:: Stated problem 1 ::
Retype verbatim the portion of the court opinion on the Dallas licensing ordinance that begins with the words containing "Sullivan, 372 U." and ends with "scheme is severable.".
:: Stated problem 2 ::
Extend the court opinion on the Dallas licensing ordinance, continuing from the point at which it stops.

:: Article ::
· · ·

Limitation on the time within which the licensor must issue the
license as well as the availability of prompt judicial review
satisfy the "principle that the freedoms of expression must be
ringed about with adequate bulwarks."
Bantam Books, Inc. v.
Sullivan, 372 U. S. 58,
372 U. S. 66
(1963).
Finally, we note that the ordinance summarily states that
"[t]he terms and provisions of this ordinance are severable, and
are governed by Section 1-4 of CHAPTER 1 of the Dallas City Code,
as amended."
§ 41-23(5). We therefore remand to the Court of Appeals for
further determination whether and to what extent the licensing
scheme is severable.
Cf. Lakewood v. Plain Dealer Publishing
Co., 486 U.S. at
486 U. S. 772
(remanding for determination of severability).
III
We do not reach the merits of the adult entertainment and adult
cabaret petitioners' challenges to the civil disability provision,
§ 41A-5(a)(10), and the provision disabling individuals
residing with those whose licenses have been denied or revoked,
§ 41A-5(a)(5), because petitioners have failed to show they
have standing to challenge them.
See Brief for Petitioners
in No. 87-2051, pp. 22-40, 44; Brief for Petitioners in No.
87-2012, pp. 12-20. Neither the District Court nor the Court of
Appeals determined whether petitioners had standing to challenge
any particular provision of the ordinance. Although neither party
raises the issue here, we are required to address the issue even if
the courts below have not passed on it,
see Jenkins v.
McKeithen, 395 U. S. 411,
395 U. S. 421
(1969), and even if the parties fail to raise the issue before
Page 493 U. S. 231
us. The federal courts are under an independent obligation to
examine their own jurisdiction, and standing "is perhaps the most
important of [the jurisdictional] doctrines."

· · ·

:: Supplied data ::
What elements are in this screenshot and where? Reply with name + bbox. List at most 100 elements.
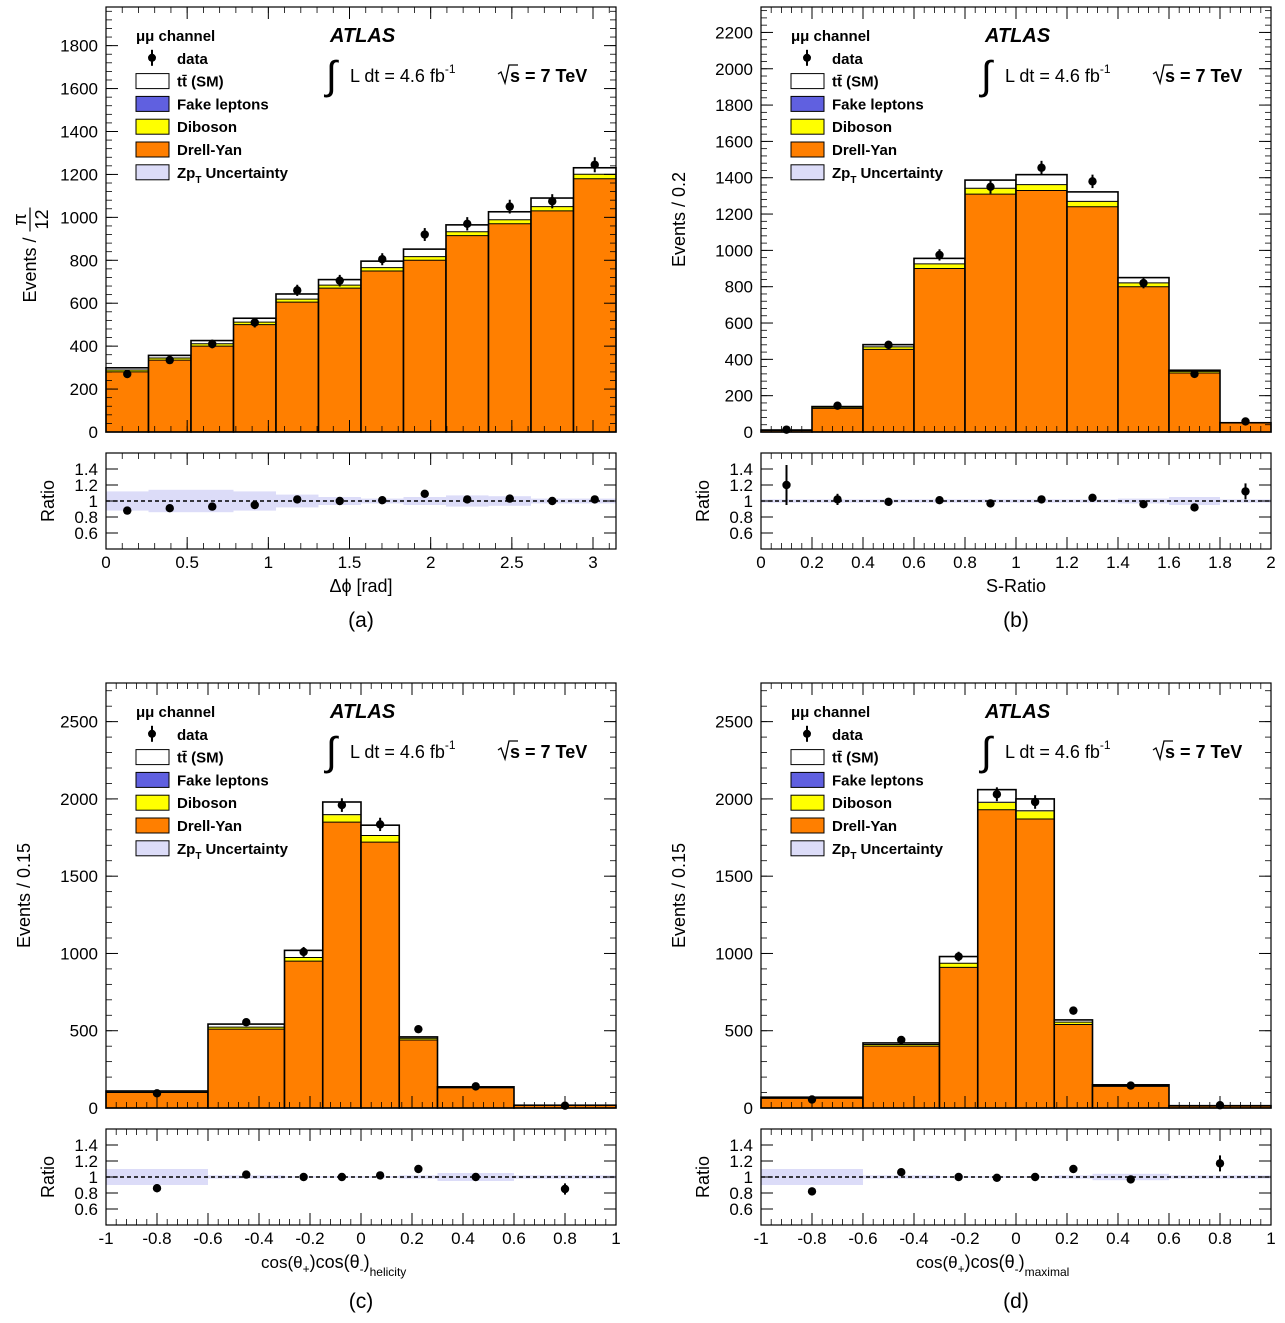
bar-drell-yan bbox=[812, 408, 863, 432]
ratio-point bbox=[420, 489, 429, 498]
y-tick-label: 800 bbox=[70, 251, 98, 270]
bar-drell-yan bbox=[284, 961, 323, 1108]
luminosity-exponent: -1 bbox=[445, 62, 456, 76]
data-point bbox=[293, 286, 302, 295]
bar-drell-yan bbox=[977, 809, 1016, 1108]
legend-label: μμ channel bbox=[136, 704, 215, 721]
ratio-point bbox=[1215, 1159, 1225, 1168]
y-tick-label: 0 bbox=[89, 423, 98, 442]
legend-swatch bbox=[790, 73, 825, 90]
bar-drell-yan bbox=[106, 371, 149, 432]
sqrt-symbol bbox=[1152, 64, 1173, 86]
legend-label: Drell-Yan bbox=[177, 818, 242, 835]
x-tick-label: 1.8 bbox=[1208, 553, 1232, 572]
x-tick-label: 1 bbox=[611, 1229, 620, 1248]
ratio-y-tick-label: 1.2 bbox=[729, 1152, 753, 1171]
atlas-label: ATLAS bbox=[329, 701, 396, 723]
data-point bbox=[1139, 278, 1148, 288]
bar-diboson bbox=[284, 957, 323, 962]
bar-ttbar bbox=[914, 258, 965, 264]
legend-label: Drell-Yan bbox=[832, 142, 897, 159]
bar-diboson bbox=[361, 267, 404, 272]
ratio-y-tick-label: 0.8 bbox=[729, 508, 753, 527]
x-tick-label: 0.8 bbox=[553, 1229, 577, 1248]
bar-drell-yan bbox=[322, 822, 361, 1108]
energy-label: s = 7 TeV bbox=[510, 742, 587, 762]
data-point bbox=[590, 160, 599, 169]
bar-diboson bbox=[1054, 1022, 1093, 1025]
data-point bbox=[420, 230, 429, 239]
bar-drell-yan bbox=[318, 288, 361, 432]
legend-swatch bbox=[135, 794, 170, 811]
ratio-y-tick-label: 1 bbox=[89, 492, 98, 511]
ratio-point bbox=[1241, 487, 1250, 496]
data-point bbox=[1241, 417, 1250, 426]
data-point bbox=[208, 339, 217, 349]
ratio-y-tick-label: 1.2 bbox=[74, 1152, 98, 1171]
ratio-y-axis-title: Ratio bbox=[693, 480, 713, 522]
ratio-uncertainty-band bbox=[1169, 497, 1220, 505]
ratio-point bbox=[1190, 503, 1199, 512]
ratio-y-tick-label: 1.2 bbox=[74, 476, 98, 495]
data-point bbox=[1126, 1081, 1135, 1090]
luminosity-exponent: -1 bbox=[1100, 62, 1111, 76]
y-axis-title-text: Events / bbox=[20, 238, 40, 303]
data-point bbox=[152, 1089, 162, 1098]
ratio-y-tick-label: 0.8 bbox=[74, 508, 98, 527]
chart-panel-a: 0 200 400 600 800 1000 1200 1400 1600 1800 Events … bbox=[10, 6, 617, 632]
x-tick-label: 0.4 bbox=[451, 1229, 475, 1248]
bar-diboson bbox=[361, 836, 400, 843]
bar-drell-yan bbox=[863, 1046, 940, 1108]
sqrt-symbol bbox=[497, 740, 518, 762]
y-axis: 0 200 400 600 800 1000 1200 1400 1600 1800 bbox=[60, 10, 616, 442]
x-tick-label: -0.6 bbox=[193, 1229, 222, 1248]
data-point bbox=[123, 369, 132, 379]
bar-ttbar bbox=[1054, 1019, 1093, 1023]
ratio-uncertainty-band bbox=[1054, 1175, 1093, 1179]
bar-drell-yan bbox=[399, 1040, 438, 1108]
y-tick-label: 2200 bbox=[715, 23, 753, 42]
ratio-point bbox=[833, 495, 842, 504]
bar-drell-yan bbox=[361, 842, 400, 1108]
ratio-point bbox=[807, 1187, 817, 1196]
legend-swatch bbox=[790, 164, 825, 181]
energy-label: s = 7 TeV bbox=[1165, 66, 1242, 86]
bar-ttbar bbox=[106, 367, 149, 370]
bar-diboson bbox=[531, 206, 574, 211]
ratio-point bbox=[1126, 1175, 1135, 1184]
ratio-point bbox=[471, 1172, 480, 1182]
legend-label: μμ channel bbox=[136, 28, 215, 45]
luminosity-label: L dt = 4.6 fb-1 bbox=[350, 62, 456, 86]
x-axis: 0 0.2 0.4 0.6 0.8 1 1.2 1.4 1.6 1.8 2 bbox=[756, 7, 1276, 572]
legend-label: data bbox=[832, 51, 864, 68]
ratio-y-tick-label: 1.4 bbox=[74, 460, 98, 479]
bar-drell-yan bbox=[939, 967, 978, 1108]
x-tick-label: 1.5 bbox=[338, 553, 362, 572]
ratio-point bbox=[954, 1172, 963, 1182]
data-point bbox=[986, 182, 995, 192]
legend-label: ZpT Uncertainty bbox=[177, 165, 289, 186]
bar-drell-yan bbox=[488, 223, 531, 432]
data-point bbox=[897, 1035, 906, 1045]
x-tick-label: 2.5 bbox=[500, 553, 524, 572]
x-axis-title-part: )cos(θ bbox=[310, 1252, 360, 1272]
ratio-point bbox=[505, 494, 514, 503]
x-axis-title-part: cos(θ bbox=[261, 1253, 303, 1272]
x-axis-title-part: - bbox=[1015, 1262, 1019, 1276]
x-axis-title: cos(θ+)cos(θ-)helicity bbox=[261, 1252, 406, 1279]
bar-diboson bbox=[977, 802, 1016, 810]
x-axis-title-part: helicity bbox=[370, 1265, 407, 1279]
ratio-plot: 0.60.811.21.4 Ratio bbox=[693, 1128, 1272, 1226]
data-point bbox=[935, 250, 944, 260]
legend-label: Fake leptons bbox=[832, 772, 924, 789]
x-tick-label: 3 bbox=[588, 553, 597, 572]
bar-ttbar bbox=[403, 249, 446, 257]
panel-caption: (b) bbox=[1003, 609, 1029, 632]
panel-caption: (c) bbox=[349, 1290, 374, 1313]
legend-label: Drell-Yan bbox=[177, 142, 242, 159]
legend-swatch bbox=[135, 771, 170, 788]
legend-swatch bbox=[790, 95, 825, 112]
legend-swatch bbox=[135, 817, 170, 834]
legend-label: ZpT Uncertainty bbox=[177, 841, 289, 862]
bar-drell-yan bbox=[863, 349, 914, 432]
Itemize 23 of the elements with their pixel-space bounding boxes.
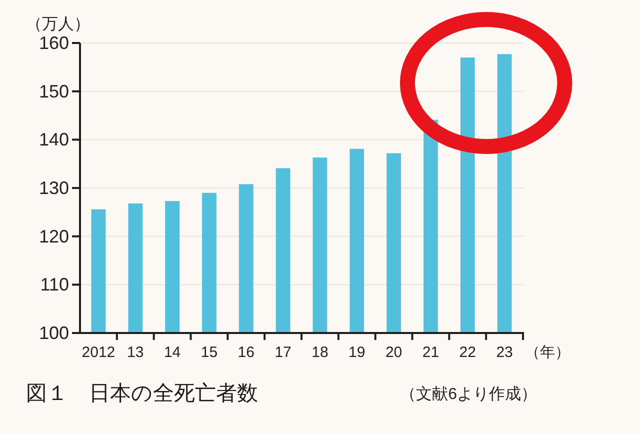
y-tick-label: 100 xyxy=(38,323,69,343)
x-tick-label: 15 xyxy=(200,344,218,361)
y-tick-label: 120 xyxy=(38,226,69,246)
x-tick-label: 19 xyxy=(348,344,366,361)
y-tick-label: 150 xyxy=(38,81,69,102)
x-tick-label: 18 xyxy=(312,344,328,361)
x-tick-label: 23 xyxy=(496,344,513,361)
y-tick-label: 160 xyxy=(38,33,69,53)
title: 図１ 日本の全死亡者数 xyxy=(26,382,258,405)
x-tick-label: 20 xyxy=(385,344,402,361)
y-tick-label: 110 xyxy=(40,274,69,295)
x-tick-label: 13 xyxy=(127,344,144,361)
annotation: （文献6より作成） xyxy=(400,386,537,403)
xlabel: （年） xyxy=(525,344,570,361)
y-tick-label: 130 xyxy=(38,178,69,198)
y-tick-label: 140 xyxy=(38,130,69,150)
x-tick-label: 14 xyxy=(164,344,181,361)
x-tick-label: 16 xyxy=(238,344,254,361)
ylabel: （万人） xyxy=(26,16,90,33)
x-tick-label: 17 xyxy=(274,344,292,361)
x-tick-label: 2012 xyxy=(82,344,116,361)
x-tick-label: 21 xyxy=(422,344,440,361)
x-tick-label: 22 xyxy=(459,344,476,361)
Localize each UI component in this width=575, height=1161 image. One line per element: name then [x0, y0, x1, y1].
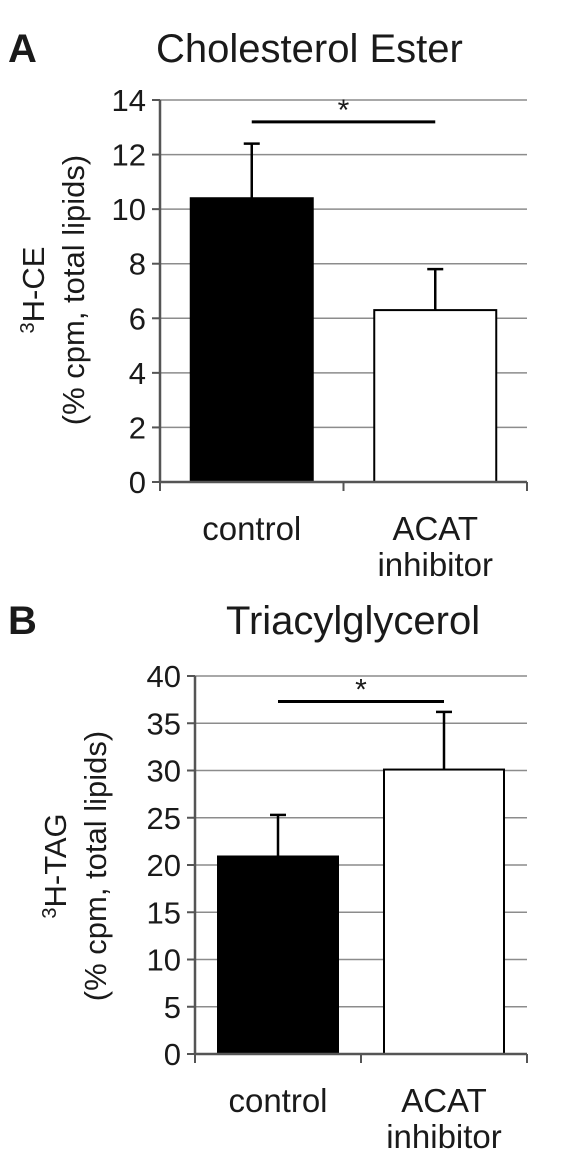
y-tick-label: 30	[147, 754, 181, 789]
y-axis-label-a: 3H-CE	[16, 247, 51, 334]
bars-b	[217, 710, 505, 1055]
y-tick-label: 10	[112, 192, 146, 227]
y-axis-label-units-a: (% cpm, total lipids)	[56, 155, 91, 425]
y-tick-label: 35	[147, 706, 181, 741]
bar	[383, 768, 505, 1055]
axes-b	[193, 676, 528, 1063]
y-tick-label: 5	[164, 990, 181, 1025]
panel-b: B Triacylglycerol 3H-TAG (% cpm, total l…	[8, 599, 528, 1155]
x-category-label: control	[202, 510, 301, 547]
y-ticks-a: 0 2 4 6 8 10 12 14	[112, 83, 160, 500]
y-tick-label: 0	[164, 1037, 181, 1072]
y-tick-label: 8	[129, 247, 146, 282]
y-tick-label: 4	[129, 356, 146, 391]
bar	[189, 197, 314, 483]
significance-a: *	[251, 94, 436, 127]
significance-star: *	[355, 674, 367, 707]
chart-title-b: Triacylglycerol	[226, 599, 480, 643]
y-tick-label: 40	[147, 659, 181, 694]
y-ticks-b: 0 5 10 15 20 25 30 35 40	[147, 659, 195, 1072]
y-axis-label-line1-b: H-TAG	[38, 813, 73, 907]
bar	[217, 855, 339, 1055]
x-category-label: control	[228, 1082, 327, 1119]
y-tick-label: 6	[129, 301, 146, 336]
x-category-label-line2: inhibitor	[386, 1118, 502, 1155]
chart-title-a: Cholesterol Ester	[156, 27, 463, 71]
y-tick-label: 10	[147, 943, 181, 978]
y-axis-label-superscript-a: 3	[17, 322, 39, 333]
panel-letter-a: A	[8, 27, 37, 71]
y-tick-label: 12	[112, 138, 146, 173]
y-axis-label-superscript-b: 3	[39, 908, 61, 919]
axes-a	[158, 100, 528, 491]
bar	[373, 309, 498, 483]
y-tick-label: 2	[129, 410, 146, 445]
x-category-label: ACAT	[401, 1082, 487, 1119]
bars-a	[189, 142, 498, 483]
significance-star: *	[338, 94, 350, 127]
panel-letter-b: B	[8, 599, 37, 643]
y-axis-label-b: 3H-TAG	[38, 813, 73, 918]
y-tick-label: 14	[112, 83, 146, 118]
y-tick-label: 25	[147, 801, 181, 836]
y-axis-label-units-b: (% cpm, total lipids)	[78, 731, 113, 1001]
y-tick-label: 15	[147, 895, 181, 930]
panel-a: A Cholesterol Ester 3H-CE (% cpm, total …	[8, 27, 528, 583]
y-axis-label-line1-a: H-CE	[16, 247, 51, 323]
x-category-label-line2: inhibitor	[377, 546, 493, 583]
y-tick-label: 20	[147, 848, 181, 883]
y-tick-label: 0	[129, 465, 146, 500]
significance-b: *	[278, 674, 444, 707]
x-category-label: ACAT	[392, 510, 478, 547]
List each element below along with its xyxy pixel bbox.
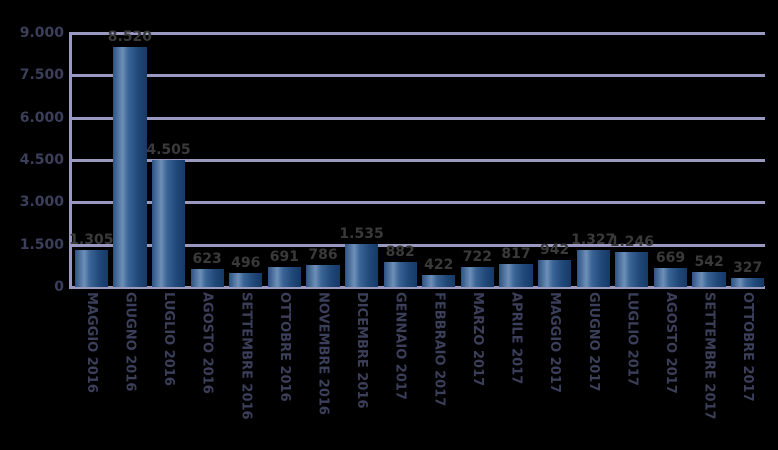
x-tick-label: SETTEMBRE 2017 [701,292,717,420]
bar-value-label: 496 [231,255,261,271]
bar-value-label: 1.327 [571,231,616,248]
x-tick-label: MARZO 2017 [469,292,485,387]
x-tick-label: AGOSTO 2017 [662,292,678,394]
y-tick-label: 7.500 [19,67,64,84]
y-tick-label: 1.500 [19,236,64,253]
x-tick-label: MAGGIO 2016 [83,292,99,393]
y-tick-label: 3.000 [19,194,64,211]
bar [538,260,572,287]
bar [576,249,610,287]
gridline [70,286,765,289]
y-axis-line [69,32,72,289]
bar [267,267,301,287]
gridline [70,116,765,120]
gridline [70,201,765,205]
x-tick-label: GIUGNO 2017 [585,292,601,392]
y-tick-label: 9.000 [19,25,64,41]
bar [229,273,263,287]
bar-value-label: 623 [192,251,222,268]
x-tick-label: LUGLIO 2016 [161,292,177,386]
bar-value-label: 722 [462,248,493,265]
x-tick-label: GIUGNO 2016 [122,292,138,392]
x-tick-label: MAGGIO 2017 [547,292,563,393]
gridline [70,74,765,78]
bar-value-label: 691 [269,249,299,266]
x-tick-label: NOVEMBRE 2016 [315,292,331,415]
bar-value-label: 4.505 [146,141,191,158]
bar-value-label: 942 [540,242,570,259]
bar [344,243,379,287]
bar-value-label: 542 [694,253,724,270]
bar [460,266,495,287]
gridline [70,243,765,247]
bar [190,269,224,287]
bar-value-label: 786 [308,246,338,263]
bar [692,271,726,287]
bar-value-label: 327 [733,259,763,276]
bar [731,277,765,287]
x-tick-label: SETTEMBRE 2016 [238,292,254,420]
bar [151,159,186,287]
y-tick-label: 4.500 [19,152,64,168]
x-tick-label: FEBBRAIO 2017 [431,292,447,407]
bar [306,264,340,287]
x-tick-label: OTTOBRE 2017 [740,292,756,402]
bar-value-label: 817 [501,245,531,262]
y-tick-label: 0 [54,279,64,295]
x-tick-label: OTTOBRE 2016 [276,292,292,402]
gridline [70,159,765,162]
bar-value-label: 1.246 [609,233,655,250]
y-tick-label: 6.000 [19,109,64,126]
bar-value-label: 422 [424,257,454,274]
bar [74,250,108,287]
bar-value-label: 882 [385,244,415,261]
x-tick-label: DICEMBRE 2016 [354,292,370,409]
bar-value-label: 1.535 [339,225,384,242]
bar [615,251,649,287]
x-tick-label: LUGLIO 2017 [624,292,640,386]
bar-value-label: 1.305 [69,232,114,249]
bar [653,268,688,287]
bar-value-label: 669 [655,250,686,267]
x-tick-label: APRILE 2017 [508,292,524,385]
bar [499,263,533,287]
x-tick-label: GENNAIO 2017 [392,292,408,400]
bar [383,262,417,287]
bar-value-label: 8.520 [107,28,153,45]
x-tick-label: AGOSTO 2016 [199,292,215,394]
bar [113,46,147,287]
gridline [70,32,765,35]
bar [422,275,456,287]
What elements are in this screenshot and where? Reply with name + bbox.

· · ·

:: Answer 1 ::
Sullivan, 372 U. S. 58,
372 U. S. 66
(1963).
Finally, we note that the ordinance summarily states that
"[t]he terms and provisions of this ordinance are severable, and
are governed by Section 1-4 of CHAPTER 1 of the Dallas City Code,
as amended."
§ 41-23(5). We therefore remand to the Court of Appeals for
further determination whether and to what extent the licensing
scheme is severable.

:: Answer 2 ::
Allen v.
Wright, 468 U. S. 737,
468 U. S. 750
(1984).
"[E]very federal appellate court has a special obligation to
'satisfy itself not only of its own jurisdiction, but also that of
the lower courts in a cause under review,' even though the parties
are prepared to concede it.
Mitchell v. Maurer,
293 U. S.
237,
293 U. S. 244 (1934).
See Juidice v. Vail, 430 U. S. 327,
430 U. S.
331-332 (1977) (standing)."
"And if the record discloses that the lower court was without
jurisdiction, this court will notice the defect, although the
parties make no contention concerning it."
Bender v. Williamsport Area School Dist., 475 U.
S. 534,
475 U. S. 541
(1986).
It is a long-settled principle that standing cannot be "inferred
argumentatively from averments in the pleadings,"
Grace v.
American Central Ins. Co., 109 U. S. 278,
109 U. S. 284
(1883), but rather "must affirmatively appear in the record."
Mansfield C. & L.M.R. Co. v. Swan, 111 U.
S. 379,
111 U. S. 382
(1884).
See King Bridge Co. v. Otoe County, 120 U.
S. 225,
120 U. S. 226
(1887) (facts supporting Article III jurisdiction must "appea[r]
affirmatively from the record"). And it is the burden of the "party
who seeks the exercise of jurisdiction in his favor,"
McNutt v.
General Motors Acceptance Corp., 298 U.
S. 178,
298 U. S. 189
(1936), "clearly to allege facts demonstrating that he is a proper
party to invoke judicial resolution of the dispute."
Warth v.
Seldin, 422 U. S. 490,
422 U. S. 518
(1975). Thus, the petitioners in this case must "allege . . . facts
essential to show jurisdiction. If [they] fai[l] to make the
necessary allegations, [they have] no standing."
McNutt,
supra, 298 U.S. at
298 U. S.
189.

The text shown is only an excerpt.